• Source document:
[Start of Attachment]
Just over a year ago I went on a night out with some ex-colleagues. We drank wine on the Southbank, starting out so civilised and ending up a mess. The next morning I felt terrible, in my body and soul. I decided to take a break from drinking. And that break has turned from a pause to a stop, from a temporary hiatus to a different way of life.
I don’t miss alcohol at all. If I did, I’d drink. There’s no medical or other reason why I couldn’t and this isn’t something puritanical. But I choose not to.
I do miss being able to go out for the evening without other people commenting on my decision. It’s been fascinating but ultimately extremely tedious listening to other people’s views on me not drinking.
Sometimes I get asked if I’m boring because I don’t drink. I’m not, I never have been and it says more about the person asking the question.
I get asked what I do when (or if!!) I go to the pub. Chat to my friends, have a laugh, what everyone else does, what kind of a question is this?
I get asked if I’m judging other people for them drinking, and while I really don’t mind what other people choose to do, I have to say that not drinking has given me a different perspective on alcohol. It’s not for me to tell anyone else what to do but my personal opinion is that people drink too much. Of course, not drinking means you lose the right to comment on anyone else’s drinking, so I sip my blackcurrant and soda while another person asks me why I don’t drink and that they’d love to see me drunk, and I wonder why it’s such a big deal to other people and what that says about them.
[End of Attachment]
• Prompt 1: Write out the passage of the essay about giving up alcohol from "I get asked what" up to and including "says about them.".
• Prompt 2: According to the essay about giving up alcohol, what does the writer sip while being asked about not drinking?
• Prompt 3: Give what follows the last sentence of the essay about giving up alcohol, continuing it from that point.

• Given data:
[Start of Attachment]
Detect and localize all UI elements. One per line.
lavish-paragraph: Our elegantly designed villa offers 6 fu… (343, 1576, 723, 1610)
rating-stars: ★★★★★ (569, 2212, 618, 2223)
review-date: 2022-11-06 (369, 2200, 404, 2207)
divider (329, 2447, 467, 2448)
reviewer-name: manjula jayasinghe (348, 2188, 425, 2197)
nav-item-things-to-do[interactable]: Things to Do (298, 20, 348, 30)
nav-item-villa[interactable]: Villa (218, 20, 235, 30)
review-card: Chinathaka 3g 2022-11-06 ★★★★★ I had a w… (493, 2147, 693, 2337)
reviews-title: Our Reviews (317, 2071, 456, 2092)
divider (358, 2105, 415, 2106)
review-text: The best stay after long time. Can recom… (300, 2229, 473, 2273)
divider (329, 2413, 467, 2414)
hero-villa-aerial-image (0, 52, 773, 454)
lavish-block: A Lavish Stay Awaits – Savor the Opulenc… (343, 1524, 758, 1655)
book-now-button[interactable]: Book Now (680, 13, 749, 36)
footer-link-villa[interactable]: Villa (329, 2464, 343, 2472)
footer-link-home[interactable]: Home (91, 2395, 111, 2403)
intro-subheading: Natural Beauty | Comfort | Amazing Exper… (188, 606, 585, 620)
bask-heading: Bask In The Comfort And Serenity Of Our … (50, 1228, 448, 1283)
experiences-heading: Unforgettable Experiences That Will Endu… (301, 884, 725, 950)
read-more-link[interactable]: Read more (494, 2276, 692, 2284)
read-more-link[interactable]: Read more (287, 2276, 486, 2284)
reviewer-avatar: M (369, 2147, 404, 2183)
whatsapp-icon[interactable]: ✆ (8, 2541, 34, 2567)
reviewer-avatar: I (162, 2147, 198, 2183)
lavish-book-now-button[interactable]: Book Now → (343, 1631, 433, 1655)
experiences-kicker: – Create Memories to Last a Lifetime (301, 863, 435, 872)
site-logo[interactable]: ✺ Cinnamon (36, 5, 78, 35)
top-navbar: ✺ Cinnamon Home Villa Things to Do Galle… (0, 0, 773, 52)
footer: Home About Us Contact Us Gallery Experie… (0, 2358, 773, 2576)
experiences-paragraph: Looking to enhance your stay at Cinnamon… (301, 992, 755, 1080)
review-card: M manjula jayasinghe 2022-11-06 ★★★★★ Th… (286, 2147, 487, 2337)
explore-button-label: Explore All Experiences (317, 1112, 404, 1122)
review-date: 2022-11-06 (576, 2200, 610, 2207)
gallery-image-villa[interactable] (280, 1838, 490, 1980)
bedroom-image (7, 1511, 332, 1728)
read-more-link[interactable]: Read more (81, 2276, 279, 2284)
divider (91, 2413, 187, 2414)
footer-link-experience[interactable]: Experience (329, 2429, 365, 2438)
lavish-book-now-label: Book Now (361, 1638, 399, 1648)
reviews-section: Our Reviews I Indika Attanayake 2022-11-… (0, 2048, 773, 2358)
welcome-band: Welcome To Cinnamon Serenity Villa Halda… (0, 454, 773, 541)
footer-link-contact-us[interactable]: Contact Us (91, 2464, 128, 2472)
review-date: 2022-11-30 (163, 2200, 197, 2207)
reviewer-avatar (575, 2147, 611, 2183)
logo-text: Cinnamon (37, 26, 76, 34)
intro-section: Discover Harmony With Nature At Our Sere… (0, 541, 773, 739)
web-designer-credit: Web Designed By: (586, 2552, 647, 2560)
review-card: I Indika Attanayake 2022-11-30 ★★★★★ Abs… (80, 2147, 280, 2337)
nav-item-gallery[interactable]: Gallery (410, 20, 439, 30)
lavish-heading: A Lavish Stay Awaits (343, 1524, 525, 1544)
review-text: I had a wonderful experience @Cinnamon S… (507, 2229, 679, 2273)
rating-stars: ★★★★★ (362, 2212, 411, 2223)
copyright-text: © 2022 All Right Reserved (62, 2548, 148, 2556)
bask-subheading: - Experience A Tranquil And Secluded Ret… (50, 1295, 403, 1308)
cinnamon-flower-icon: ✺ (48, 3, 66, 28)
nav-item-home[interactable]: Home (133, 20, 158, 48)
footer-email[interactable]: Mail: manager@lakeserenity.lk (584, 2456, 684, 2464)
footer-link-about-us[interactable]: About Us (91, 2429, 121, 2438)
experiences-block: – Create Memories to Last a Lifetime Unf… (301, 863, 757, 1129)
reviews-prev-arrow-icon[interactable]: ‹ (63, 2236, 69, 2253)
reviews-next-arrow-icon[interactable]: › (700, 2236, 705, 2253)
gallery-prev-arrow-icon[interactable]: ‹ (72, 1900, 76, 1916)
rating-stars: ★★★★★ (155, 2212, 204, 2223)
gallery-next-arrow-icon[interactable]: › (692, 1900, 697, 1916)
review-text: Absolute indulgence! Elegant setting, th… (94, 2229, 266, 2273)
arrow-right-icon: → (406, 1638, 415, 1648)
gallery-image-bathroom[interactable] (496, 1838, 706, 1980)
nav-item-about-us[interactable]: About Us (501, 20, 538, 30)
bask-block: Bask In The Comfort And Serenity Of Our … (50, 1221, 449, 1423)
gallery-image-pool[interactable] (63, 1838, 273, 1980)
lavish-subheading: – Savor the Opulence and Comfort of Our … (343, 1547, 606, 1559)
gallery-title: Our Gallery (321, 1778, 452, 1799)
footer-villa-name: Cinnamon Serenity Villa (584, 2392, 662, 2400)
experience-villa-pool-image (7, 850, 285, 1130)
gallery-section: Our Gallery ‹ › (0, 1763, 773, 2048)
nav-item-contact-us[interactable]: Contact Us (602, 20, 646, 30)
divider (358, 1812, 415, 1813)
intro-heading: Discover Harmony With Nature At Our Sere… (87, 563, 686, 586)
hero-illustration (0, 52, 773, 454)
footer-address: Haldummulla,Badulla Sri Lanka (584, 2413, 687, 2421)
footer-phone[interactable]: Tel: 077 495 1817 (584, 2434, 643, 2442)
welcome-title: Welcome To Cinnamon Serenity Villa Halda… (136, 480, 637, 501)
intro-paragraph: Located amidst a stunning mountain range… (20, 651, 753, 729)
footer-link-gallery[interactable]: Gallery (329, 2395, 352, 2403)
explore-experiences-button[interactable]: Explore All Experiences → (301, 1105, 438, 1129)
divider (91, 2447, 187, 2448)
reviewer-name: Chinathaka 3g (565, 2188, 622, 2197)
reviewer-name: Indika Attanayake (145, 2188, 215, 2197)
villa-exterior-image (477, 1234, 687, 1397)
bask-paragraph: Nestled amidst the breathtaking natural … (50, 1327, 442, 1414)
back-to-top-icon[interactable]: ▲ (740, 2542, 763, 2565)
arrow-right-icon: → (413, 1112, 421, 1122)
[End of Attachment]
• Answer box 1:
I get asked what I do when (or if!!) I go to the pub. Chat to my friends, have a laugh, what everyone else does, what kind of a question is this?
I get asked if I’m judging other people for them drinking, and while I really don’t mind what other people choose to do, I have to say that not drinking has given me a different perspective on alcohol. It’s not for me to tell anyone else what to do but my personal opinion is that people drink too much. Of course, not drinking means you lose the right to comment on anyone else’s drinking, so I sip my blackcurrant and soda while another person asks me why I don’t drink and that they’d love to see me drunk, and I wonder why it’s such a big deal to other people and what that says about them.

• Answer box 2: Blackcurrant and soda.

• Answer box 3:
The least hostility I faced was when I was training for the London Marathon. This was deemed an “acceptable” reason for not drinking.
The most hostility I faced was when, on a night out, someone put vodka in my drink. I lost a lot of respect for humankind through that, and even more so when other people didn’t think it was a big deal. For the record, that’s an affront and an assault. It’s shocking how little respect people can show for other people’s decisions, just because they’re different to theirs.
Luckily for me, I don’t care what other people think, or at least, I can pretend not to. Sometimes it’s lonely not drinking.
And luckily, not drinking is really awesome. I feel great, look good, have more free time (no hangovers!), don’t worry that I’ve been a dick the night before, have more money and feel infinitely happier.
I may decide at some point that I want to drink alcohol again. But I may not, and it would be lovely if my decision was respected, either way.